Quote the listing in full, exactly as given, minus any pictures.
::: Material supplied
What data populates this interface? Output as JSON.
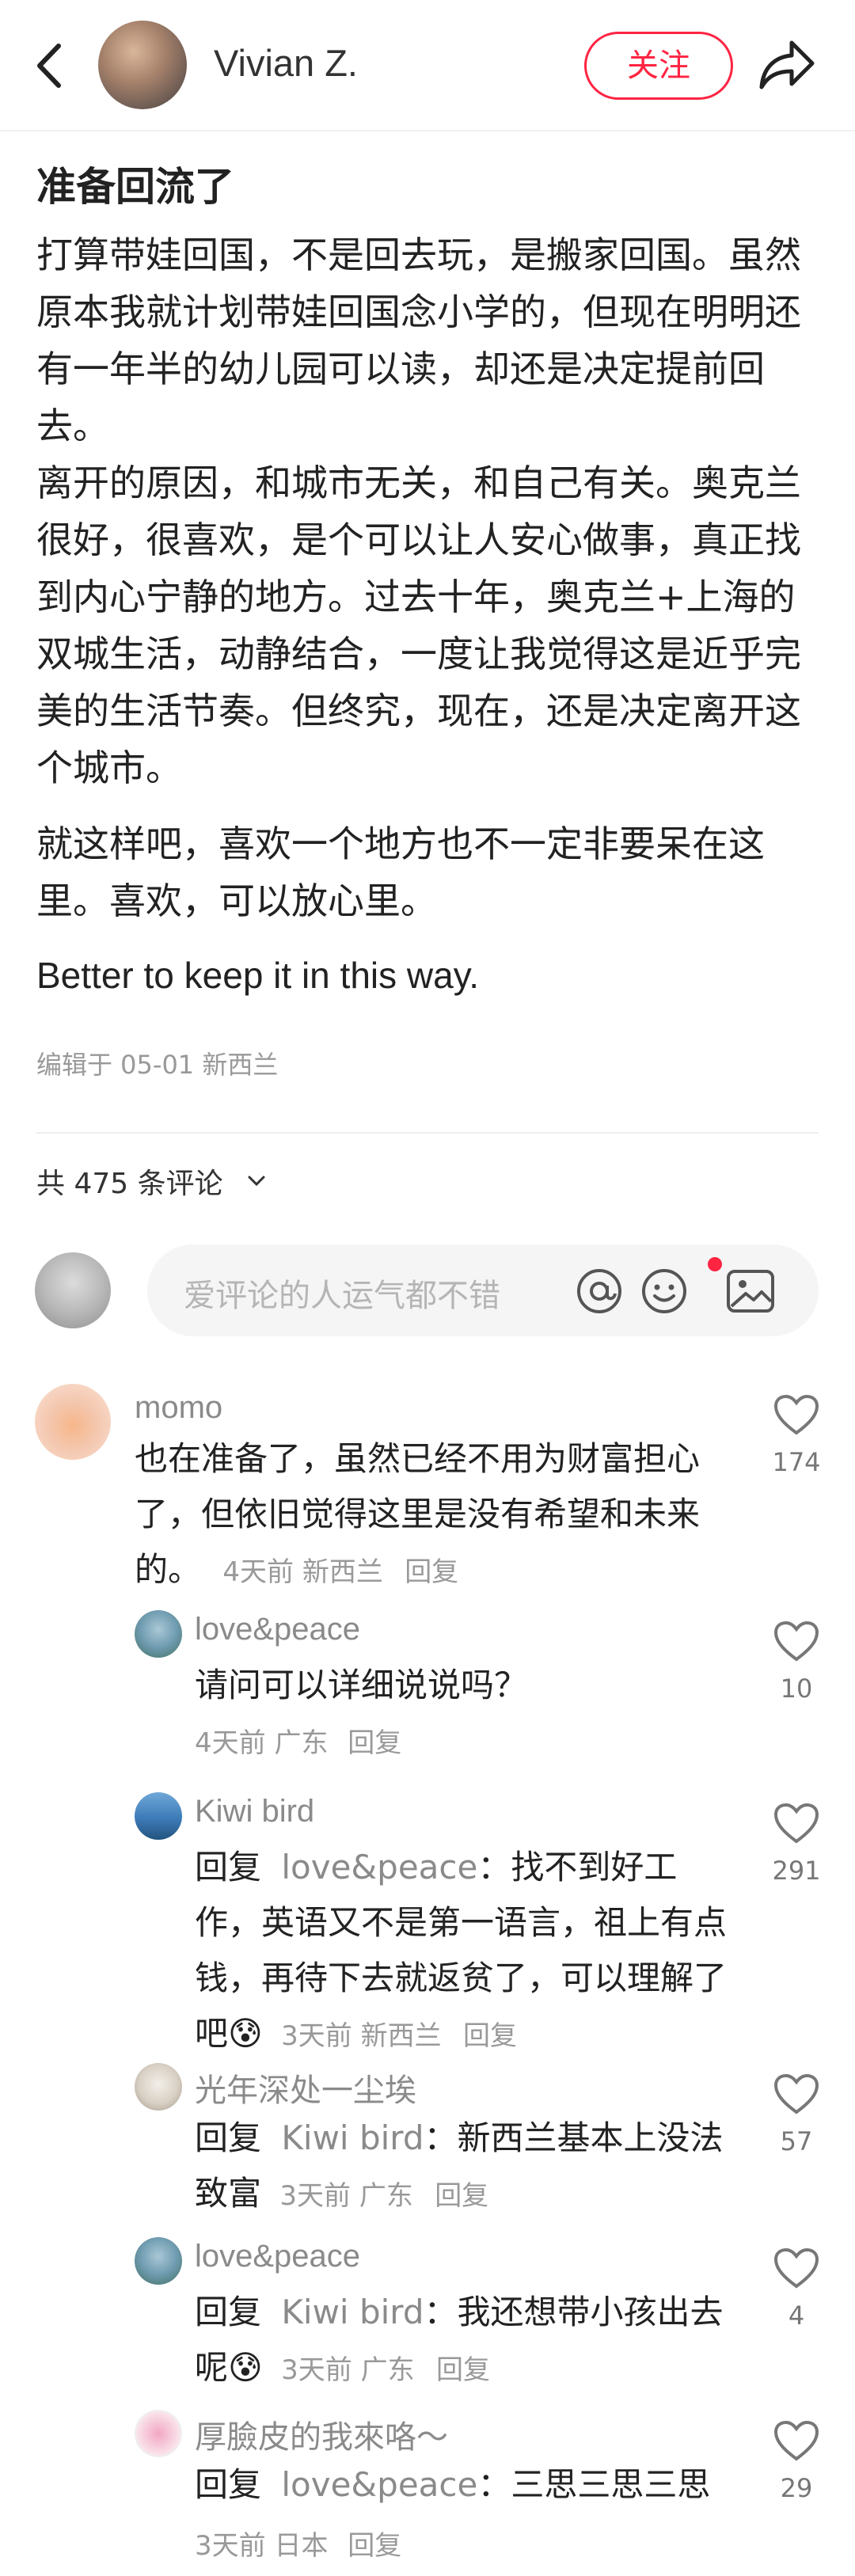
{
  "header": {
    "author": "Vivian Z.",
    "follow_label": "关注"
  },
  "post": {
    "title": "准备回流了",
    "paragraph1": "打算带娃回国，不是回去玩，是搬家回国。虽然原本我就计划带娃回国念小学的，但现在明明还有一年半的幼儿园可以读，却还是决定提前回去。\n离开的原因，和城市无关，和自己有关。奥克兰很好，很喜欢，是个可以让人安心做事，真正找到内心宁静的地方。过去十年，奥克兰+上海的双城生活，动静结合，一度让我觉得这是近乎完美的生活节奏。但终究，现在，还是决定离开这个城市。",
    "paragraph2": "就这样吧，喜欢一个地方也不一定非要呆在这里。喜欢，可以放心里。",
    "paragraph3": "Better to keep it in this way.",
    "meta": "编辑于 05-01 新西兰"
  },
  "comments_header": {
    "count_label": "共 475 条评论"
  },
  "input": {
    "placeholder": "爱评论的人运气都不错"
  },
  "colors": {
    "accent": "#ff2442",
    "muted": "#999999"
  },
  "icons": [
    "back-arrow-icon",
    "share-icon",
    "chevron-down-icon",
    "at-icon",
    "emoji-icon",
    "image-icon",
    "heart-icon"
  ],
  "comments": [
    {
      "name": "momo",
      "text": "也在准备了，虽然已经不用为财富担心了，但依旧觉得这里是没有希望和未来的。",
      "meta": "4天前 新西兰",
      "reply_label": "回复",
      "likes": "174"
    },
    {
      "name": "love&peace",
      "text": "请问可以详细说说吗？",
      "meta": "4天前 广东",
      "reply_label": "回复",
      "likes": "10"
    },
    {
      "name": "Kiwi bird",
      "reply_prefix": "回复",
      "reply_to": "love&peace",
      "text": "：找不到好工作，英语又不是第一语言，祖上有点钱，再待下去就返贫了，可以理解了吧",
      "emoji": "😰",
      "meta": "3天前 新西兰",
      "reply_label": "回复",
      "likes": "291"
    },
    {
      "name": "光年深处一尘埃",
      "reply_prefix": "回复",
      "reply_to": "Kiwi bird",
      "text": "：新西兰基本上没法致富",
      "meta": "3天前 广东",
      "reply_label": "回复",
      "likes": "57"
    },
    {
      "name": "love&peace",
      "reply_prefix": "回复",
      "reply_to": "Kiwi bird",
      "text": "：我还想带小孩出去呢",
      "emoji": "😰",
      "meta": "3天前 广东",
      "reply_label": "回复",
      "likes": "4"
    },
    {
      "name": "厚臉皮的我來咯～",
      "reply_prefix": "回复",
      "reply_to": "love&peace",
      "text": "：三思三思三思",
      "meta": "3天前 日本",
      "reply_label": "回复",
      "likes": "29"
    }
  ]
}
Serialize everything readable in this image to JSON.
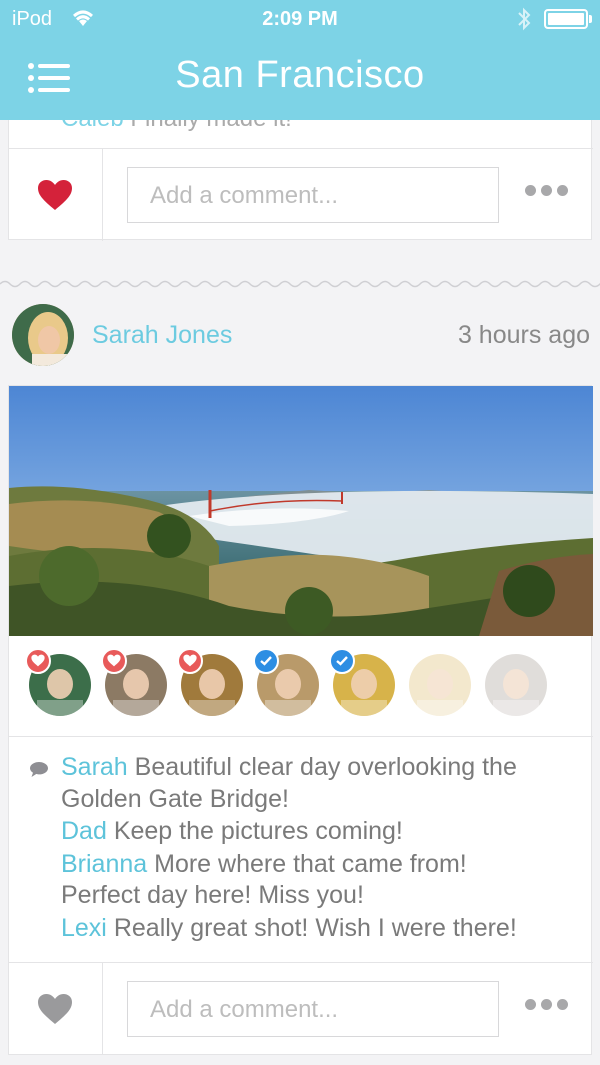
{
  "status_bar": {
    "carrier": "iPod",
    "time": "2:09 PM"
  },
  "header": {
    "title": "San Francisco"
  },
  "previous_post": {
    "peek_name": "Caleb",
    "peek_text": "Finally made it!",
    "liked": true,
    "comment_placeholder": "Add a comment..."
  },
  "post": {
    "author": "Sarah Jones",
    "timestamp": "3 hours ago",
    "likers": [
      {
        "badge": "heart",
        "color": "#3c6e4a"
      },
      {
        "badge": "heart",
        "color": "#8c7a64"
      },
      {
        "badge": "heart",
        "color": "#a07a3c"
      },
      {
        "badge": "check",
        "color": "#b99a6a"
      },
      {
        "badge": "check",
        "color": "#d7b34a"
      },
      {
        "badge": "none",
        "color": "#ead7a6"
      },
      {
        "badge": "none",
        "color": "#c8c2bd"
      }
    ],
    "comments": [
      {
        "name": "Sarah",
        "text": "Beautiful clear day overlooking the"
      },
      {
        "name": "",
        "text": "Golden Gate Bridge!"
      },
      {
        "name": "Dad",
        "text": "Keep the pictures coming!"
      },
      {
        "name": "Brianna",
        "text": "More where that came from!"
      },
      {
        "name": "",
        "text": "Perfect day here! Miss you!"
      },
      {
        "name": "Lexi",
        "text": "Really great shot! Wish I were there!"
      }
    ],
    "liked": false,
    "comment_placeholder": "Add a comment..."
  },
  "colors": {
    "accent": "#7dd3e6",
    "name": "#5dc3da",
    "liked_heart": "#d4223a",
    "unliked_heart": "#9a9a9c"
  }
}
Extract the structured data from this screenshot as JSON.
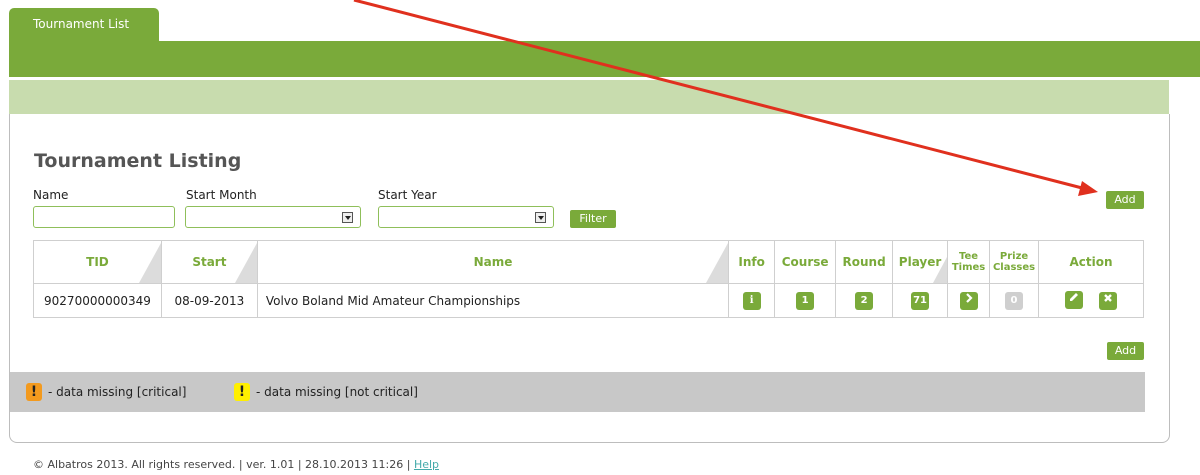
{
  "nav": {
    "tab_label": "Tournament List"
  },
  "page": {
    "title": "Tournament Listing"
  },
  "filters": {
    "name_label": "Name",
    "start_month_label": "Start Month",
    "start_year_label": "Start Year",
    "filter_button": "Filter",
    "name_value": "",
    "start_month_value": "",
    "start_year_value": ""
  },
  "actions": {
    "add_top": "Add",
    "add_bottom": "Add"
  },
  "table": {
    "headers": {
      "tid": "TID",
      "start": "Start",
      "name": "Name",
      "info": "Info",
      "course": "Course",
      "round": "Round",
      "player": "Player",
      "tee_times_1": "Tee",
      "tee_times_2": "Times",
      "prize_classes_1": "Prize",
      "prize_classes_2": "Classes",
      "action": "Action"
    },
    "rows": [
      {
        "tid": "90270000000349",
        "start": "08-09-2013",
        "name": "Volvo Boland Mid Amateur Championships",
        "info": "i",
        "course": "1",
        "round": "2",
        "player": "71",
        "prize_classes": "0"
      }
    ]
  },
  "legend": {
    "critical_symbol": "!",
    "critical_text": "- data missing [critical]",
    "noncritical_symbol": "!",
    "noncritical_text": "- data missing [not critical]",
    "critical_color": "#f39a1e",
    "noncritical_color": "#ffef00"
  },
  "footer": {
    "text": "© Albatros 2013. All rights reserved. | ver. 1.01 | 28.10.2013 11:26 |",
    "help_link": "Help"
  },
  "colors": {
    "accent": "#7aaa3a",
    "light_accent": "#c8dcae",
    "annotation_arrow": "#e0301e"
  },
  "icons": {
    "info": "info-icon",
    "tee_times": "chevron-right-icon",
    "edit": "pencil-icon",
    "delete": "close-icon",
    "select_dropdown": "chevron-down-icon"
  }
}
::::::
▶ [Answer for this exercise]:
What data populates this interface? Output as JSON.
{
  "header": {
    "author": "Vivian Z.",
    "follow_label": "关注"
  },
  "post": {
    "title": "准备回流了",
    "paragraph1": "打算带娃回国，不是回去玩，是搬家回国。虽然原本我就计划带娃回国念小学的，但现在明明还有一年半的幼儿园可以读，却还是决定提前回去。\n离开的原因，和城市无关，和自己有关。奥克兰很好，很喜欢，是个可以让人安心做事，真正找到内心宁静的地方。过去十年，奥克兰+上海的双城生活，动静结合，一度让我觉得这是近乎完美的生活节奏。但终究，现在，还是决定离开这个城市。",
    "paragraph2": "就这样吧，喜欢一个地方也不一定非要呆在这里。喜欢，可以放心里。",
    "paragraph3": "Better to keep it in this way.",
    "meta": "编辑于 05-01 新西兰"
  },
  "comments_header": {
    "count_label": "共 475 条评论"
  },
  "input": {
    "placeholder": "爱评论的人运气都不错"
  },
  "colors": {
    "accent": "#ff2442",
    "muted": "#999999"
  },
  "icons": [
    "back-arrow-icon",
    "share-icon",
    "chevron-down-icon",
    "at-icon",
    "emoji-icon",
    "image-icon",
    "heart-icon"
  ],
  "comments": [
    {
      "name": "momo",
      "text": "也在准备了，虽然已经不用为财富担心了，但依旧觉得这里是没有希望和未来的。",
      "meta": "4天前 新西兰",
      "reply_label": "回复",
      "likes": "174"
    },
    {
      "name": "love&peace",
      "text": "请问可以详细说说吗？",
      "meta": "4天前 广东",
      "reply_label": "回复",
      "likes": "10"
    },
    {
      "name": "Kiwi bird",
      "reply_prefix": "回复",
      "reply_to": "love&peace",
      "text": "：找不到好工作，英语又不是第一语言，祖上有点钱，再待下去就返贫了，可以理解了吧",
      "emoji": "😰",
      "meta": "3天前 新西兰",
      "reply_label": "回复",
      "likes": "291"
    },
    {
      "name": "光年深处一尘埃",
      "reply_prefix": "回复",
      "reply_to": "Kiwi bird",
      "text": "：新西兰基本上没法致富",
      "meta": "3天前 广东",
      "reply_label": "回复",
      "likes": "57"
    },
    {
      "name": "love&peace",
      "reply_prefix": "回复",
      "reply_to": "Kiwi bird",
      "text": "：我还想带小孩出去呢",
      "emoji": "😰",
      "meta": "3天前 广东",
      "reply_label": "回复",
      "likes": "4"
    },
    {
      "name": "厚臉皮的我來咯～",
      "reply_prefix": "回复",
      "reply_to": "love&peace",
      "text": "：三思三思三思",
      "meta": "3天前 日本",
      "reply_label": "回复",
      "likes": "29"
    }
  ]
}
Serialize everything readable in this image to JSON.
{
  "status_bar": {
    "carrier": "iPod",
    "time": "2:09 PM"
  },
  "header": {
    "title": "San Francisco"
  },
  "previous_post": {
    "peek_name": "Caleb",
    "peek_text": "Finally made it!",
    "liked": true,
    "comment_placeholder": "Add a comment..."
  },
  "post": {
    "author": "Sarah Jones",
    "timestamp": "3 hours ago",
    "likers": [
      {
        "badge": "heart",
        "color": "#3c6e4a"
      },
      {
        "badge": "heart",
        "color": "#8c7a64"
      },
      {
        "badge": "heart",
        "color": "#a07a3c"
      },
      {
        "badge": "check",
        "color": "#b99a6a"
      },
      {
        "badge": "check",
        "color": "#d7b34a"
      },
      {
        "badge": "none",
        "color": "#ead7a6"
      },
      {
        "badge": "none",
        "color": "#c8c2bd"
      }
    ],
    "comments": [
      {
        "name": "Sarah",
        "text": "Beautiful clear day overlooking the"
      },
      {
        "name": "",
        "text": "Golden Gate Bridge!"
      },
      {
        "name": "Dad",
        "text": "Keep the pictures coming!"
      },
      {
        "name": "Brianna",
        "text": "More where that came from!"
      },
      {
        "name": "",
        "text": "Perfect day here! Miss you!"
      },
      {
        "name": "Lexi",
        "text": "Really great shot! Wish I were there!"
      }
    ],
    "liked": false,
    "comment_placeholder": "Add a comment..."
  },
  "colors": {
    "accent": "#7dd3e6",
    "name": "#5dc3da",
    "liked_heart": "#d4223a",
    "unliked_heart": "#9a9a9c"
  }
}
Extract the structured data from this screenshot as JSON.
{
  "nav": {
    "tab_label": "Tournament List"
  },
  "page": {
    "title": "Tournament Listing"
  },
  "filters": {
    "name_label": "Name",
    "start_month_label": "Start Month",
    "start_year_label": "Start Year",
    "filter_button": "Filter",
    "name_value": "",
    "start_month_value": "",
    "start_year_value": ""
  },
  "actions": {
    "add_top": "Add",
    "add_bottom": "Add"
  },
  "table": {
    "headers": {
      "tid": "TID",
      "start": "Start",
      "name": "Name",
      "info": "Info",
      "course": "Course",
      "round": "Round",
      "player": "Player",
      "tee_times_1": "Tee",
      "tee_times_2": "Times",
      "prize_classes_1": "Prize",
      "prize_classes_2": "Classes",
      "action": "Action"
    },
    "rows": [
      {
        "tid": "90270000000349",
        "start": "08-09-2013",
        "name": "Volvo Boland Mid Amateur Championships",
        "info": "i",
        "course": "1",
        "round": "2",
        "player": "71",
        "prize_classes": "0"
      }
    ]
  },
  "legend": {
    "critical_symbol": "!",
    "critical_text": "- data missing [critical]",
    "noncritical_symbol": "!",
    "noncritical_text": "- data missing [not critical]",
    "critical_color": "#f39a1e",
    "noncritical_color": "#ffef00"
  },
  "footer": {
    "text": "© Albatros 2013. All rights reserved. | ver. 1.01 | 28.10.2013 11:26 |",
    "help_link": "Help"
  },
  "colors": {
    "accent": "#7aaa3a",
    "light_accent": "#c8dcae",
    "annotation_arrow": "#e0301e"
  },
  "icons": {
    "info": "info-icon",
    "tee_times": "chevron-right-icon",
    "edit": "pencil-icon",
    "delete": "close-icon",
    "select_dropdown": "chevron-down-icon"
  }
}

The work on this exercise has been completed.